» **Your task**
Select from the data all lines with the word "this".

::::

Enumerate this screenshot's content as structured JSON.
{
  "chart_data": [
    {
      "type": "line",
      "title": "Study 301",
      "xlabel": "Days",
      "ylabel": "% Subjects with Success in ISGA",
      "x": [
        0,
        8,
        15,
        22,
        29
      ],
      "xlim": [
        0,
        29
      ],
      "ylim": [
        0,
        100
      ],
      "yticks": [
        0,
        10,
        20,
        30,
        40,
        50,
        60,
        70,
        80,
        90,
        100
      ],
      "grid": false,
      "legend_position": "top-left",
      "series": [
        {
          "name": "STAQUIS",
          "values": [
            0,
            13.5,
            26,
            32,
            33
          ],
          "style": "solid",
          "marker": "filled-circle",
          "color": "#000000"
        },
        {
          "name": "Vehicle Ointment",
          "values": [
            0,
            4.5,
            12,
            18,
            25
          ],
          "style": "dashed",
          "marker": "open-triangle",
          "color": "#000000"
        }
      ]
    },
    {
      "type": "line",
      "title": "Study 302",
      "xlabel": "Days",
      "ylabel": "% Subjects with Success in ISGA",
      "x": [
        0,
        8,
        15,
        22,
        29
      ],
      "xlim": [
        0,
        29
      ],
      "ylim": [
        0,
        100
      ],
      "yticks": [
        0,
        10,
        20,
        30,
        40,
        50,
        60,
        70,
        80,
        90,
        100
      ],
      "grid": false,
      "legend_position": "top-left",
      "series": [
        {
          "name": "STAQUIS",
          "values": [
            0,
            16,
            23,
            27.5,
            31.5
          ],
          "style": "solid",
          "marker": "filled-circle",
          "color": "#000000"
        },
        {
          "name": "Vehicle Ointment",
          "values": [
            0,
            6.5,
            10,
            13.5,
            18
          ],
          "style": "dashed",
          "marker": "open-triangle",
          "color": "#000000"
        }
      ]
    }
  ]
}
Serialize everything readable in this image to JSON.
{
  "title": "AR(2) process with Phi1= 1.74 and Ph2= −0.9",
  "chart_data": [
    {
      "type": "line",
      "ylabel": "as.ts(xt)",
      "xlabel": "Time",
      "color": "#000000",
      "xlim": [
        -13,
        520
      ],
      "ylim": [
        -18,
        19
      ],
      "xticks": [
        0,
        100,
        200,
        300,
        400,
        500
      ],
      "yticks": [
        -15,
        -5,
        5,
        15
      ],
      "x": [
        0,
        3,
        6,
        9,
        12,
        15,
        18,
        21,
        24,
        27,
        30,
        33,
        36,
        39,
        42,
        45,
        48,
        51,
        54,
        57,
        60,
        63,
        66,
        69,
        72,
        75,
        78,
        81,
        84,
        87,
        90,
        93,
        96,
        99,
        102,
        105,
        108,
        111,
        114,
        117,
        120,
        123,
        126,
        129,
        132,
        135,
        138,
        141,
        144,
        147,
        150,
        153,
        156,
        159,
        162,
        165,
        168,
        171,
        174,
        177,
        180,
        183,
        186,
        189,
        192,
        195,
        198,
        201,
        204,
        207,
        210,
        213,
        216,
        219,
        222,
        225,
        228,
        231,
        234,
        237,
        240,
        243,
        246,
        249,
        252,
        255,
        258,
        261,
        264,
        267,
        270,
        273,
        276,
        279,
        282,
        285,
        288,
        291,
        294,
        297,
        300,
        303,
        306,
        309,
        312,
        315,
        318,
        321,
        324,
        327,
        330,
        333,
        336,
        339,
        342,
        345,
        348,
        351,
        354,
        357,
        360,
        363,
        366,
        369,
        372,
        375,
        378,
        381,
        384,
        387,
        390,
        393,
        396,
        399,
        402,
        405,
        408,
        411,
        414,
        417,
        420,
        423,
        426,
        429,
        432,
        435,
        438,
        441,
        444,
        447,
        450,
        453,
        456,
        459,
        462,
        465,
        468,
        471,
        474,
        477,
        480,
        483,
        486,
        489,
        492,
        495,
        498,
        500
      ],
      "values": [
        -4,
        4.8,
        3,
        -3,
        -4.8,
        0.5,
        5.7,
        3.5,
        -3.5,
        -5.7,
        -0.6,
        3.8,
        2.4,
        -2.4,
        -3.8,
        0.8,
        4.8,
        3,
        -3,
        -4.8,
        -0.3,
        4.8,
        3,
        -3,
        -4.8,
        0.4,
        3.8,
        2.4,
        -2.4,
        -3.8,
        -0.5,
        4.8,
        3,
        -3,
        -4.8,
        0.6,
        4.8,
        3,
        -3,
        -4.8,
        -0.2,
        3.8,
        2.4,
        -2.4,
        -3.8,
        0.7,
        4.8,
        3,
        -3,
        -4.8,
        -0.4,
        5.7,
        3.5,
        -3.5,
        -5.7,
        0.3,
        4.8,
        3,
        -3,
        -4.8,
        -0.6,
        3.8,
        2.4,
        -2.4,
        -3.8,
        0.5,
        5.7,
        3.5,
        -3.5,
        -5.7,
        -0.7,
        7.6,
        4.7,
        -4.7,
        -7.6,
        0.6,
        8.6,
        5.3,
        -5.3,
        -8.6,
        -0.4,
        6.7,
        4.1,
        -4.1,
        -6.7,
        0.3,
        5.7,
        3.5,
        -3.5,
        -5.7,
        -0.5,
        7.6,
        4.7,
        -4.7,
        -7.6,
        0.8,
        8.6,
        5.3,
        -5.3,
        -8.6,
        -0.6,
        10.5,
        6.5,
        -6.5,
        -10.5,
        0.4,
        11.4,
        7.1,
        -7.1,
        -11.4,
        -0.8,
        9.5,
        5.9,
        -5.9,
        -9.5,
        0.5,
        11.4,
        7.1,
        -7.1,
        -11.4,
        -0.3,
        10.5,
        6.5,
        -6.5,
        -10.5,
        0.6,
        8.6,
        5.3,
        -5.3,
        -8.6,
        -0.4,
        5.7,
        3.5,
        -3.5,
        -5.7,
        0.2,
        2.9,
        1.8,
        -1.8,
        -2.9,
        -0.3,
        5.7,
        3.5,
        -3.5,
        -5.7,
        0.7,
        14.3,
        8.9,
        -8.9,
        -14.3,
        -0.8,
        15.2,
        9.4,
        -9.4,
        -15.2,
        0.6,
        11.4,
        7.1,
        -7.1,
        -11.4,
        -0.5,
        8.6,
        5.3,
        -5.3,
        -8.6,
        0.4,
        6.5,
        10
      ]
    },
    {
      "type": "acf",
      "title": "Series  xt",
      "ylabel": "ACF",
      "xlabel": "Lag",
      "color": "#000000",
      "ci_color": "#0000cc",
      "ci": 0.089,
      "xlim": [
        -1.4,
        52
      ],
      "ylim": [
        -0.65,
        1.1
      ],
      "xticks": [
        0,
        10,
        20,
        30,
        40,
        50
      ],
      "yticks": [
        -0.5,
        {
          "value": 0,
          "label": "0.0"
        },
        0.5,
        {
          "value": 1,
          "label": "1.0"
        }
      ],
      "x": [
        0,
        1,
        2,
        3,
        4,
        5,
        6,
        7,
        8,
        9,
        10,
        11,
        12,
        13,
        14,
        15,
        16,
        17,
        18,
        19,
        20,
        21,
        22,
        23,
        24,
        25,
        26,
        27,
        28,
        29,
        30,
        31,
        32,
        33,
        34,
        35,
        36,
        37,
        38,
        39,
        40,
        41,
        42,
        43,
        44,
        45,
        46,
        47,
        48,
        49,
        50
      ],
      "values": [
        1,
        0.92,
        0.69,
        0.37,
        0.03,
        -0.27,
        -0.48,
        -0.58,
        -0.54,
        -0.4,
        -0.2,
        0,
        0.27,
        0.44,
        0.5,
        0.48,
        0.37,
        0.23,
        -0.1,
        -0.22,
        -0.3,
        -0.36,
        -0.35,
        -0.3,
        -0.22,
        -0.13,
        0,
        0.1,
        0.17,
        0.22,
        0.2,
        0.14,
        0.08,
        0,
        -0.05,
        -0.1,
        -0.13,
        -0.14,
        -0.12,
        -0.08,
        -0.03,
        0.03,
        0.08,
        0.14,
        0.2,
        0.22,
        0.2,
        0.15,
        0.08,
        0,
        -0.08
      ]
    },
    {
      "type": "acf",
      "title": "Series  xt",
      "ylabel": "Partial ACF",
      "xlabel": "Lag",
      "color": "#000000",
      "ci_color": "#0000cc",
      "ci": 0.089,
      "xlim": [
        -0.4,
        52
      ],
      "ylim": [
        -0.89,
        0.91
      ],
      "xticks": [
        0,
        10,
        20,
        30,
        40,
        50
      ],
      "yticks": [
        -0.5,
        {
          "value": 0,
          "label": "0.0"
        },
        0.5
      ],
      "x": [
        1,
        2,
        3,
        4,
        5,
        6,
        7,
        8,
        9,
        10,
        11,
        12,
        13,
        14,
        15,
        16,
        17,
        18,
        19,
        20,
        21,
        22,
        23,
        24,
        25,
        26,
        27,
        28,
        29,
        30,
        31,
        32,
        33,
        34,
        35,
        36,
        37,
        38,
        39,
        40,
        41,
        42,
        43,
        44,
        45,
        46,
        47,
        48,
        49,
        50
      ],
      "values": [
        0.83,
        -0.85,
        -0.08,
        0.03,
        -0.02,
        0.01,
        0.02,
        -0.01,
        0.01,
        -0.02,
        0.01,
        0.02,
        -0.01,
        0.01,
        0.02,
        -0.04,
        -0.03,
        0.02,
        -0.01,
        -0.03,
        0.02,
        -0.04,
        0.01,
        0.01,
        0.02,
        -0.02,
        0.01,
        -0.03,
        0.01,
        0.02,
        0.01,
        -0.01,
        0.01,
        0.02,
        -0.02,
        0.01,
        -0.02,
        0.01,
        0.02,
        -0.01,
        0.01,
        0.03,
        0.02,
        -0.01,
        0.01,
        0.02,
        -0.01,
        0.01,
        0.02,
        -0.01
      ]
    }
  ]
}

::::

» **Answer**
Enumerate this screenshot's content as structured JSON.
Serialize everything readable in this image to JSON.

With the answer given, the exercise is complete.